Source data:
[start]
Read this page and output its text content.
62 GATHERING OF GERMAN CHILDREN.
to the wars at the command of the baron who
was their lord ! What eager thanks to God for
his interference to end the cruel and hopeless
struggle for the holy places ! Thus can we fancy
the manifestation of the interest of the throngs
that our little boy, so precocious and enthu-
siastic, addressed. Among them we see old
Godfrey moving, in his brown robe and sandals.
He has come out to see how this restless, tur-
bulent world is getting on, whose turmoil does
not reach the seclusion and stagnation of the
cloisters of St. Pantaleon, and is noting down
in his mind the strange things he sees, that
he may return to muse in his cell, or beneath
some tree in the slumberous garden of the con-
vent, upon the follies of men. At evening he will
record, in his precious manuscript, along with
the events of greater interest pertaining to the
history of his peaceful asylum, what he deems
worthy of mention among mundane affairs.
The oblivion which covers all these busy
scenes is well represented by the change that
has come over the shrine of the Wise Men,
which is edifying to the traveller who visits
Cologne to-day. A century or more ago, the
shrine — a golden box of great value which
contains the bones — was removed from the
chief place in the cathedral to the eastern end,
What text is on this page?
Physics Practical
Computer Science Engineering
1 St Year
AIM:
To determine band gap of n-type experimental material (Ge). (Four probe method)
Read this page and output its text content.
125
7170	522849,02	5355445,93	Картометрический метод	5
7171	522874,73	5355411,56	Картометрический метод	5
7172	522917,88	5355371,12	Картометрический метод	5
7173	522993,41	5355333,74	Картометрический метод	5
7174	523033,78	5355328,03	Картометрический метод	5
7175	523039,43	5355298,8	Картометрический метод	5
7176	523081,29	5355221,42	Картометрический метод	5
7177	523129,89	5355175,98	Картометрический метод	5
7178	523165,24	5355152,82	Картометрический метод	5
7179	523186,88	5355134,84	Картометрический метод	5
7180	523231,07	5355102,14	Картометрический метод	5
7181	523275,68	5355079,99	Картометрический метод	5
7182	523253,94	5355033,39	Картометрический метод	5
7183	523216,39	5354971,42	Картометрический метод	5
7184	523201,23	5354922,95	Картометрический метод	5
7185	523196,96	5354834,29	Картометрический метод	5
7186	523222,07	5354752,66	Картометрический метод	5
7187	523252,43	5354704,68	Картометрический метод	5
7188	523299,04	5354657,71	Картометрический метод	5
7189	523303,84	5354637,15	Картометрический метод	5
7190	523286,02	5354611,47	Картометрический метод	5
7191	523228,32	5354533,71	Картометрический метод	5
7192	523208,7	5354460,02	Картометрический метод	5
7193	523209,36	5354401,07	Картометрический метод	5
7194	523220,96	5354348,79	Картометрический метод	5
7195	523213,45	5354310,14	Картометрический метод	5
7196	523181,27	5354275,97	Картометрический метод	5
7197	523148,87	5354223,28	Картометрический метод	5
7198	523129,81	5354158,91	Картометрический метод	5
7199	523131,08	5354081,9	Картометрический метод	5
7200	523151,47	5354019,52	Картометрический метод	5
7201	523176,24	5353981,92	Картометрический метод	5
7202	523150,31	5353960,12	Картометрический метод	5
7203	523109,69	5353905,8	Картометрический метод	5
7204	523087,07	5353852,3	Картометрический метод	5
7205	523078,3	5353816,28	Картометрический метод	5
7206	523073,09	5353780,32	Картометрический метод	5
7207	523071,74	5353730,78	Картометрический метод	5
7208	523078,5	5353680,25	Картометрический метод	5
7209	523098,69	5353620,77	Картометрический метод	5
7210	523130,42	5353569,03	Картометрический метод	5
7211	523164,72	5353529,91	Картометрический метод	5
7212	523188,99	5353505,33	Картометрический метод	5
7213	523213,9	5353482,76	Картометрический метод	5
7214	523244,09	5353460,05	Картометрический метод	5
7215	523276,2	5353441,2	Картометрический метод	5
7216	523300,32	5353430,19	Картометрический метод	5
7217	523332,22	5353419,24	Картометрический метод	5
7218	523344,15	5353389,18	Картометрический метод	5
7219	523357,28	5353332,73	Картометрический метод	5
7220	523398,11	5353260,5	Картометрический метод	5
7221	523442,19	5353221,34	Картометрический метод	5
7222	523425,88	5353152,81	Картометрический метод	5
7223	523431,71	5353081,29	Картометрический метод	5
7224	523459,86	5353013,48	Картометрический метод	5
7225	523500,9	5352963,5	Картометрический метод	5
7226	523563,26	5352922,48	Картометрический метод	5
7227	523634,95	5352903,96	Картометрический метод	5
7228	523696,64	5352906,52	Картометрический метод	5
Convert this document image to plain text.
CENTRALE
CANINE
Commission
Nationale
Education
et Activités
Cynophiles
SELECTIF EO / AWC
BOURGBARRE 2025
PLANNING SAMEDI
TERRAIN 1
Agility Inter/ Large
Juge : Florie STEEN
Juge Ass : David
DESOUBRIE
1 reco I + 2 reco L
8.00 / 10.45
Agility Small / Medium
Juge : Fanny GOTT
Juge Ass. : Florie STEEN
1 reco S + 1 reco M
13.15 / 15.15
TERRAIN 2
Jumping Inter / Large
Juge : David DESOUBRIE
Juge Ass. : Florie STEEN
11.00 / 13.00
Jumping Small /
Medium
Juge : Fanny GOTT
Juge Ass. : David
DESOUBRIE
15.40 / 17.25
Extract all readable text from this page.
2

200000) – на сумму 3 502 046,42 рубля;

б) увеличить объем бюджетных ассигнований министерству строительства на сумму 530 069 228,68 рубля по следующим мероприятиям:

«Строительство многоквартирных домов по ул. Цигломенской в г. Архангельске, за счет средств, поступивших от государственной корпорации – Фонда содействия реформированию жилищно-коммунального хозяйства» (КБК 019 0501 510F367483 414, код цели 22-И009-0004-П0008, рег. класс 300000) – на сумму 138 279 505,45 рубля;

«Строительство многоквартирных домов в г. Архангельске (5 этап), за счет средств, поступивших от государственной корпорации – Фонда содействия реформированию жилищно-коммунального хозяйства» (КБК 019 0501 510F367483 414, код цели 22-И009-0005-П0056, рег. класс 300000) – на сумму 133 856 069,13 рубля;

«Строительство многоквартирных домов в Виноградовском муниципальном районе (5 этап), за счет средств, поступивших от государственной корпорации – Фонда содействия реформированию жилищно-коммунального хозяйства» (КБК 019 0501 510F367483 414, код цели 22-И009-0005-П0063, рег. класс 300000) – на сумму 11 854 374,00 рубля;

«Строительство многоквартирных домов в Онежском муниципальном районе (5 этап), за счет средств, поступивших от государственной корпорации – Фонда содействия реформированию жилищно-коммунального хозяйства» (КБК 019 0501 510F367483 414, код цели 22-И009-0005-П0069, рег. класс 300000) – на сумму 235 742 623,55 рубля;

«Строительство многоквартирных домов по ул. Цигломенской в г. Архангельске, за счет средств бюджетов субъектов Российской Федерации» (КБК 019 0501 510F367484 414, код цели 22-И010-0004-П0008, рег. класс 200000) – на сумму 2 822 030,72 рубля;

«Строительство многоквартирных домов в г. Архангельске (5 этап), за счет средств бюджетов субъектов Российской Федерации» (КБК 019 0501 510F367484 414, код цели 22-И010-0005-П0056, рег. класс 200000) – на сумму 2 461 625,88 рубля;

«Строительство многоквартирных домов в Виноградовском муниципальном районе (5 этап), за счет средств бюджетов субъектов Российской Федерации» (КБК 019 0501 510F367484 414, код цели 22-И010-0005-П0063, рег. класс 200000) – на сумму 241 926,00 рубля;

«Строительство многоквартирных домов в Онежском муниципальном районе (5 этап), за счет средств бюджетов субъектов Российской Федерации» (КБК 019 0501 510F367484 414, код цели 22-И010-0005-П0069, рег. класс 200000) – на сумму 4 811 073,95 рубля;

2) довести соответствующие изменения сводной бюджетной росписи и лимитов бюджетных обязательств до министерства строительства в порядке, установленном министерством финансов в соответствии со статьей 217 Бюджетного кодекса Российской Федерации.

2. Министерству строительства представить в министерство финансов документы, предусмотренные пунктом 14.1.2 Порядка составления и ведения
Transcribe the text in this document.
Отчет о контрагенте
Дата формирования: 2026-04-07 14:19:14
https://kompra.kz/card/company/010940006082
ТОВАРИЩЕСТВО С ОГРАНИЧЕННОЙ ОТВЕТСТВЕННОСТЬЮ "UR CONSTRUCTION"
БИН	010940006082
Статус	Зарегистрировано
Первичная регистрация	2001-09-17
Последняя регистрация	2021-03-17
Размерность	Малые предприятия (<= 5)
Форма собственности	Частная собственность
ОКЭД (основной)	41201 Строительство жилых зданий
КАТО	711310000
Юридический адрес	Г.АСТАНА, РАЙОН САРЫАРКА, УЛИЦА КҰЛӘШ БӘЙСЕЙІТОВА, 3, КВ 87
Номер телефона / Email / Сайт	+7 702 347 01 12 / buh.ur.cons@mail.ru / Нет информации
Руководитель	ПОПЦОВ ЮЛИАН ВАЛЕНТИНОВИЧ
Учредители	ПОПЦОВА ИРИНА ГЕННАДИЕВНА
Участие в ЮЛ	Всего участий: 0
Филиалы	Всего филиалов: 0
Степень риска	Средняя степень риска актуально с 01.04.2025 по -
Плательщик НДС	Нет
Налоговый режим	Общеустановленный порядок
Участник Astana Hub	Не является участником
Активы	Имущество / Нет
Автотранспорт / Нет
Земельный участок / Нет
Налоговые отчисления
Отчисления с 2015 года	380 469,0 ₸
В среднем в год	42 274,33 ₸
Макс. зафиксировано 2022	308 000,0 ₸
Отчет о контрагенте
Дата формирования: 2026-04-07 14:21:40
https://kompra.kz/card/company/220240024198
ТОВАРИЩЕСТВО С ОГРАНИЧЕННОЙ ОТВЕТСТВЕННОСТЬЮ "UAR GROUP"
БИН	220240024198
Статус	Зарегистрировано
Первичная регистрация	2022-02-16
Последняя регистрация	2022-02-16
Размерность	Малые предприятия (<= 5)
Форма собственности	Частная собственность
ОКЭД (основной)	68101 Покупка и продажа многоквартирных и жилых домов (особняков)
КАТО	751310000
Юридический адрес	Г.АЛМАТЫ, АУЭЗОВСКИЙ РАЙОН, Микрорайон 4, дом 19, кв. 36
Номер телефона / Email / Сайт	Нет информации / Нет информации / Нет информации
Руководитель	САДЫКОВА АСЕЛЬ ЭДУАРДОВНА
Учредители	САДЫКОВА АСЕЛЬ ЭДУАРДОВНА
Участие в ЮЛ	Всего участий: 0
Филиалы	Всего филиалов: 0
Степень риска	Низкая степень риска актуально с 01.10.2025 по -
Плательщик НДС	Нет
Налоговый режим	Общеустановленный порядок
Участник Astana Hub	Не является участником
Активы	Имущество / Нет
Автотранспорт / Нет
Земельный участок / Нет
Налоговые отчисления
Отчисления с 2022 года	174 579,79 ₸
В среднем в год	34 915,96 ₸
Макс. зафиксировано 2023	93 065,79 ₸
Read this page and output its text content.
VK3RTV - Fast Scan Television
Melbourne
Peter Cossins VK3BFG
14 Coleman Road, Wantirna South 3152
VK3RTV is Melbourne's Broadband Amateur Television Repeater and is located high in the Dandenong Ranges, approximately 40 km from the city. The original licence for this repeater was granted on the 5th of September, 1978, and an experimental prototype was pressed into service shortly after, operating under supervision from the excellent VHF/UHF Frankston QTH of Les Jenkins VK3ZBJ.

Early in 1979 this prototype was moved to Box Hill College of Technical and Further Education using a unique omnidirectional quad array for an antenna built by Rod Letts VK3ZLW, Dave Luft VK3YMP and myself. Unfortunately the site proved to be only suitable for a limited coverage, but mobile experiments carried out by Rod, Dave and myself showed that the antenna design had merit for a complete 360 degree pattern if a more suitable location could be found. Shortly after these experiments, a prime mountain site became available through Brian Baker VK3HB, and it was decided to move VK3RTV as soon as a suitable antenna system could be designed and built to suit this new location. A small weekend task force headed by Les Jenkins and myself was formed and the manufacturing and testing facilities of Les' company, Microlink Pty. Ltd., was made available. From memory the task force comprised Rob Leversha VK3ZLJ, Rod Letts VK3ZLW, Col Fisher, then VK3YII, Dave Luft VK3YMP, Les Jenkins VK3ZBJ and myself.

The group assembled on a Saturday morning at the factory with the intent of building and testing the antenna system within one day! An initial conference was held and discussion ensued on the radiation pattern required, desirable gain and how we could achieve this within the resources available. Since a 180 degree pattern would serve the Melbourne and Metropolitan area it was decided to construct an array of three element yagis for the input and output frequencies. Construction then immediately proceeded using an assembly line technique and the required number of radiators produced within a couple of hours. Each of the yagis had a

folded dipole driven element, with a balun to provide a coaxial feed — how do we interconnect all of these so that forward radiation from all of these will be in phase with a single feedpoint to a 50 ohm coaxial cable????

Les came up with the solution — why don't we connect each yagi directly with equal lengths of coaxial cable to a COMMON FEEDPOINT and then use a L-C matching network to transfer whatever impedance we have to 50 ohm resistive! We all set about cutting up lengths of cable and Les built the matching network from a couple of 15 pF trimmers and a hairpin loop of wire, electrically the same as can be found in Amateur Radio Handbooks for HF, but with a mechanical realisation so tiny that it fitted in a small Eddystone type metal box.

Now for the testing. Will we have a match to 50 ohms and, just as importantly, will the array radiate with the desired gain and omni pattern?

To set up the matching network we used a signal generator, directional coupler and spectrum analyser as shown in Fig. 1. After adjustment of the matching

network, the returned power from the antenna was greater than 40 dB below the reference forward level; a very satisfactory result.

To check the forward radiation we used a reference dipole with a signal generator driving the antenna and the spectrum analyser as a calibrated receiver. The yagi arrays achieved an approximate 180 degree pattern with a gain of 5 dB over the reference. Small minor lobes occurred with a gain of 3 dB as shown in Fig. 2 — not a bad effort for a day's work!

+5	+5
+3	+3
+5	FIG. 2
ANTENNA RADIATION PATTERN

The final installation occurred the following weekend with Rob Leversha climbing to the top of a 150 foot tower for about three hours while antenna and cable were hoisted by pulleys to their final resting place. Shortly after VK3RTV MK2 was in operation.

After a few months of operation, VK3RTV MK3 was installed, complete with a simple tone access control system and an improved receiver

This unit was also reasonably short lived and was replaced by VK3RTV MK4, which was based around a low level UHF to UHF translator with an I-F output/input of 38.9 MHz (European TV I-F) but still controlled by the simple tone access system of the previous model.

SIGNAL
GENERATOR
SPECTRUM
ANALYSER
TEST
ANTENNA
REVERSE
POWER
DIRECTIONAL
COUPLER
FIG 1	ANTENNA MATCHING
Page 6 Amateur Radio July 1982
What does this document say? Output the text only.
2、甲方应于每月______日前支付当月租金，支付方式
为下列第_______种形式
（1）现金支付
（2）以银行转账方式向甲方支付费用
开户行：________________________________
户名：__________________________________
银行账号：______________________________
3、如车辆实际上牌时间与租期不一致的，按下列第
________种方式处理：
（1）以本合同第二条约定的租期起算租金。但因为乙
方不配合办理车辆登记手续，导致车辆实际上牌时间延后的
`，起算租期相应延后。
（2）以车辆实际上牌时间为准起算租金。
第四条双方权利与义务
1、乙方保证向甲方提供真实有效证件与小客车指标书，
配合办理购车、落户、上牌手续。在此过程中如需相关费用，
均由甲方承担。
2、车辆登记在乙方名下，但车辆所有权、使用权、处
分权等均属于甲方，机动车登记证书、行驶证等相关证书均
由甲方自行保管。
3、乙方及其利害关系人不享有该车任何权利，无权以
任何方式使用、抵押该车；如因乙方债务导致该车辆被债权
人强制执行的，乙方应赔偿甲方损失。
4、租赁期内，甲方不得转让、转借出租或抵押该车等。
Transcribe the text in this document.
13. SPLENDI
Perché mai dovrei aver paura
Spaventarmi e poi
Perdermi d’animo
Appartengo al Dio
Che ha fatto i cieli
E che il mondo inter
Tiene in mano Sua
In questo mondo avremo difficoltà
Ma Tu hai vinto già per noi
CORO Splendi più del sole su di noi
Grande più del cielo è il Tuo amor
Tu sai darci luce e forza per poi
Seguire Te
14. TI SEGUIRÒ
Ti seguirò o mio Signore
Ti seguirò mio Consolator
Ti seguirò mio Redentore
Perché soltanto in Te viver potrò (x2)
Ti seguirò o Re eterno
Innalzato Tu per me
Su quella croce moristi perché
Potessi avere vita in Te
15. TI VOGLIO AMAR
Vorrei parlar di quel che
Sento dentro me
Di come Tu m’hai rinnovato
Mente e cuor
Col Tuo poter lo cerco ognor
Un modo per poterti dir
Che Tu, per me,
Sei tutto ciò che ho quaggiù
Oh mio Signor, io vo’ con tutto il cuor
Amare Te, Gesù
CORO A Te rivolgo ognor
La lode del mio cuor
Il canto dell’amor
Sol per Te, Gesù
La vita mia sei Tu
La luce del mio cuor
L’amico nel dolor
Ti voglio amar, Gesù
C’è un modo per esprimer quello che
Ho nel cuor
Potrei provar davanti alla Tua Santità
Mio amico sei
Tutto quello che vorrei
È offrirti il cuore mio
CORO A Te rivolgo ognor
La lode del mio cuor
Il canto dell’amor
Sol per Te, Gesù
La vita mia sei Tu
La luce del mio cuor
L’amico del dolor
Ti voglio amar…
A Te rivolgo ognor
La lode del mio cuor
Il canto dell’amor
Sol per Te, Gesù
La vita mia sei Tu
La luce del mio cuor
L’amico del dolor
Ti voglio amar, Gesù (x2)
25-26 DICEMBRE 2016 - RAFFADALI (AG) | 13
[end]
Lines containing the word "Макс" must all be returned from the material above.

Макс. зафиксировано 2022	308 000,0 ₸
Макс. зафиксировано 2023	93 065,79 ₸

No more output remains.